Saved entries
------------------------------------------------------------
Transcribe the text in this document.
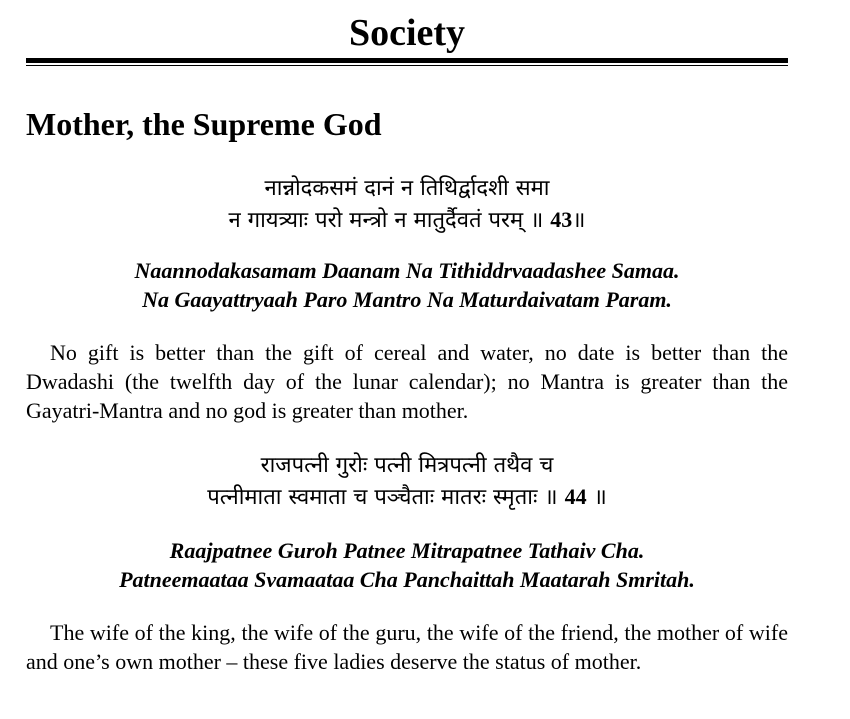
Society
Mother, the Supreme God
नान्नोदकसमं दानं न तिथिर्द्वादशी समा
न गायत्र्याः परो मन्त्रो न मातुर्दैवतं परम् ॥ 43॥
Naannodakasamam Daanam Na Tithiddrvaadashee Samaa.
Na Gaayattryaah Paro Mantro Na Maturdaivatam Param.

No gift is better than the gift of cereal and water, no date is better than the Dwadashi (the twelfth day of the lunar calendar); no Mantra is greater than the Gayatri-Mantra and no god is greater than mother.

राजपत्नी गुरोः पत्नी मित्रपत्नी तथैव च
पत्नीमाता स्वमाता च पञ्चैताः मातरः स्मृताः ॥ 44 ॥
Raajpatnee Guroh Patnee Mitrapatnee Tathaiv Cha.
Patneemaataa Svamaataa Cha Panchaittah Maatarah Smritah.

The wife of the king, the wife of the guru, the wife of the friend, the mother of wife and one’s own mother – these five ladies deserve the status of mother.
------------------------------------------------------------
WHAT YOU WILL DO
Write out all the entries exactly, except for the pictures.

REPLY TO THE EXERCISE
Transcribe the text in this document.
Society
Mother, the Supreme God
नान्नोदकसमं दानं न तिथिर्द्वादशी समा
न गायत्र्याः परो मन्त्रो न मातुर्दैवतं परम् ॥ 43॥
Naannodakasamam Daanam Na Tithiddrvaadashee Samaa.
Na Gaayattryaah Paro Mantro Na Maturdaivatam Param.

No gift is better than the gift of cereal and water, no date is better than the Dwadashi (the twelfth day of the lunar calendar); no Mantra is greater than the Gayatri-Mantra and no god is greater than mother.

राजपत्नी गुरोः पत्नी मित्रपत्नी तथैव च
पत्नीमाता स्वमाता च पञ्चैताः मातरः स्मृताः ॥ 44 ॥
Raajpatnee Guroh Patnee Mitrapatnee Tathaiv Cha.
Patneemaataa Svamaataa Cha Panchaittah Maatarah Smritah.

The wife of the king, the wife of the guru, the wife of the friend, the mother of wife and one’s own mother – these five ladies deserve the status of mother.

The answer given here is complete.